## WHAT NEEDS TO BE DONE
Scan the material that follows. Copy every line containing the word "iterum".
## Start DATA IN THIS EXERCISE
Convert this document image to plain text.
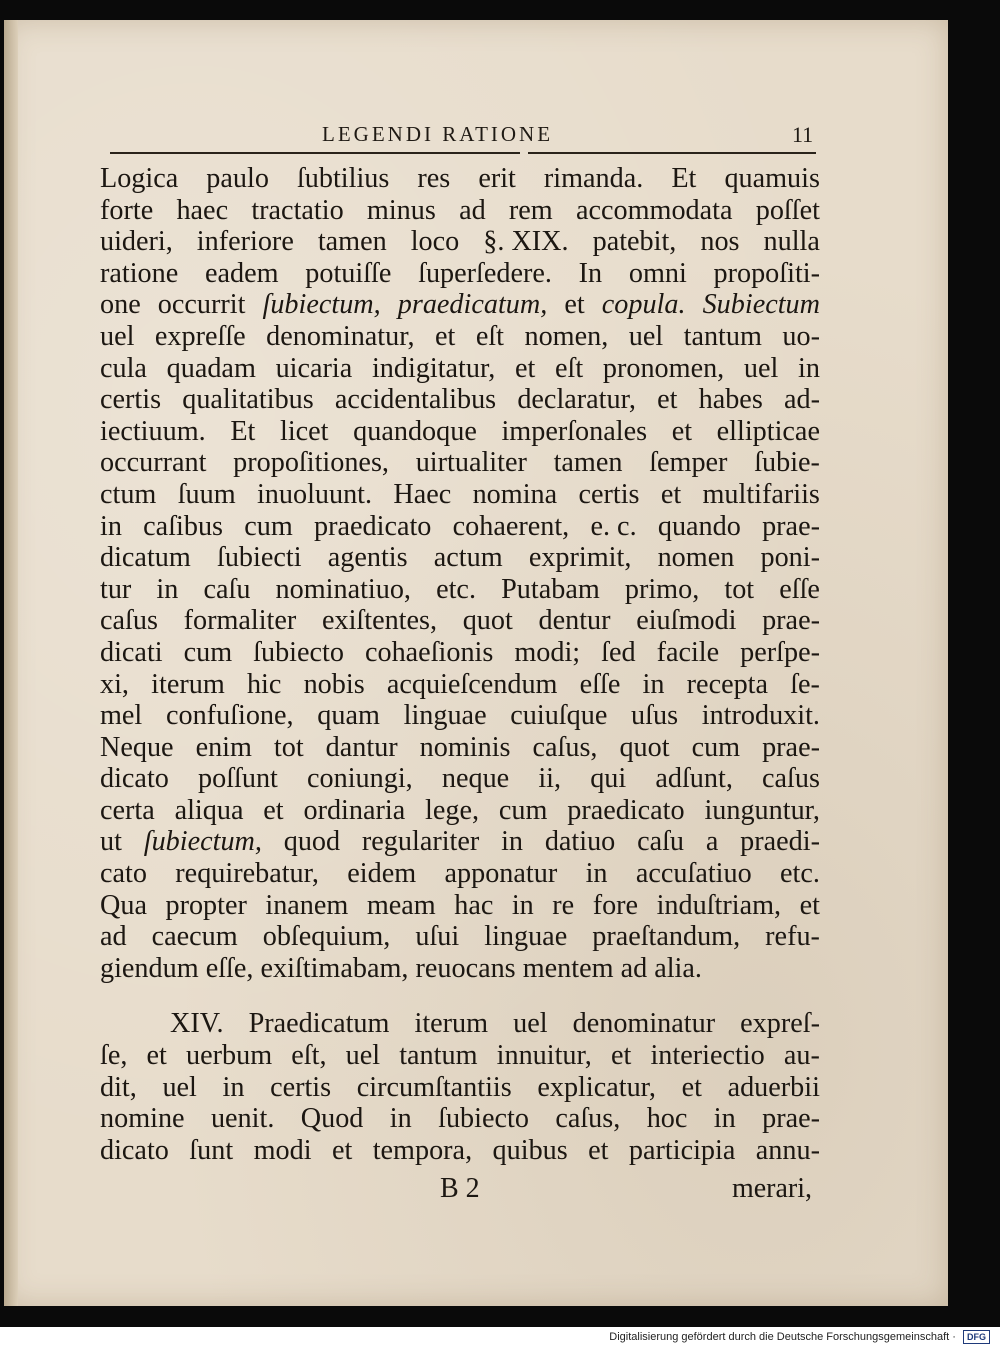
LEGENDI RATIONE	11
Logica paulo ſubtilius res erit rimanda. Et quamuis
forte haec tractatio minus ad rem accommodata poſſet
uideri, inferiore tamen loco §. XIX. patebit, nos nulla
ratione eadem potuiſſe ſuperſedere. In omni propoſiti-
one occurrit ſubiectum, praedicatum, et copula. Subiectum
uel expreſſe denominatur, et eſt nomen, uel tantum uo-
cula quadam uicaria indigitatur, et eſt pronomen, uel in
certis qualitatibus accidentalibus declaratur, et habes ad-
iectiuum. Et licet quandoque imperſonales et ellipticae
occurrant propoſitiones, uirtualiter tamen ſemper ſubie-
ctum ſuum inuoluunt. Haec nomina certis et multifariis
in caſibus cum praedicato cohaerent, e. c. quando prae-
dicatum ſubiecti agentis actum exprimit, nomen poni-
tur in caſu nominatiuo, etc. Putabam primo, tot eſſe
caſus formaliter exiſtentes, quot dentur eiuſmodi prae-
dicati cum ſubiecto cohaeſionis modi; ſed facile perſpe-
xi, iterum hic nobis acquieſcendum eſſe in recepta ſe-
mel confuſione, quam linguae cuiuſque uſus introduxit.
Neque enim tot dantur nominis caſus, quot cum prae-
dicato poſſunt coniungi, neque ii, qui adſunt, caſus
certa aliqua et ordinaria lege, cum praedicato iunguntur,
ut ſubiectum, quod regulariter in datiuo caſu a praedi-
cato requirebatur, eidem apponatur in accuſatiuo etc.
Qua propter inanem meam hac in re fore induſtriam, et
ad caecum obſequium, uſui linguae praeſtandum, refu-
giendum
eſſe,
exiſtimabam,
reuocans
mentem
ad
alia.
XIV. Praedicatum iterum uel denominatur expreſ-
ſe, et uerbum eſt, uel tantum innuitur, et interiectio au-
dit, uel in certis circumſtantiis explicatur, et aduerbii
nomine uenit. Quod in ſubiecto caſus, hoc in prae-
dicato ſunt modi et tempora, quibus et participia annu-
B 2	merari,
Digitalisierung gefördert durch die Deutsche Forschungsgemeinschaft · DFG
## End DATA IN THIS EXERCISE
## THE RESPONSE
xi, iterum hic nobis acquieſcendum eſſe in recepta ſe-
XIV. Praedicatum iterum uel denominatur expreſ-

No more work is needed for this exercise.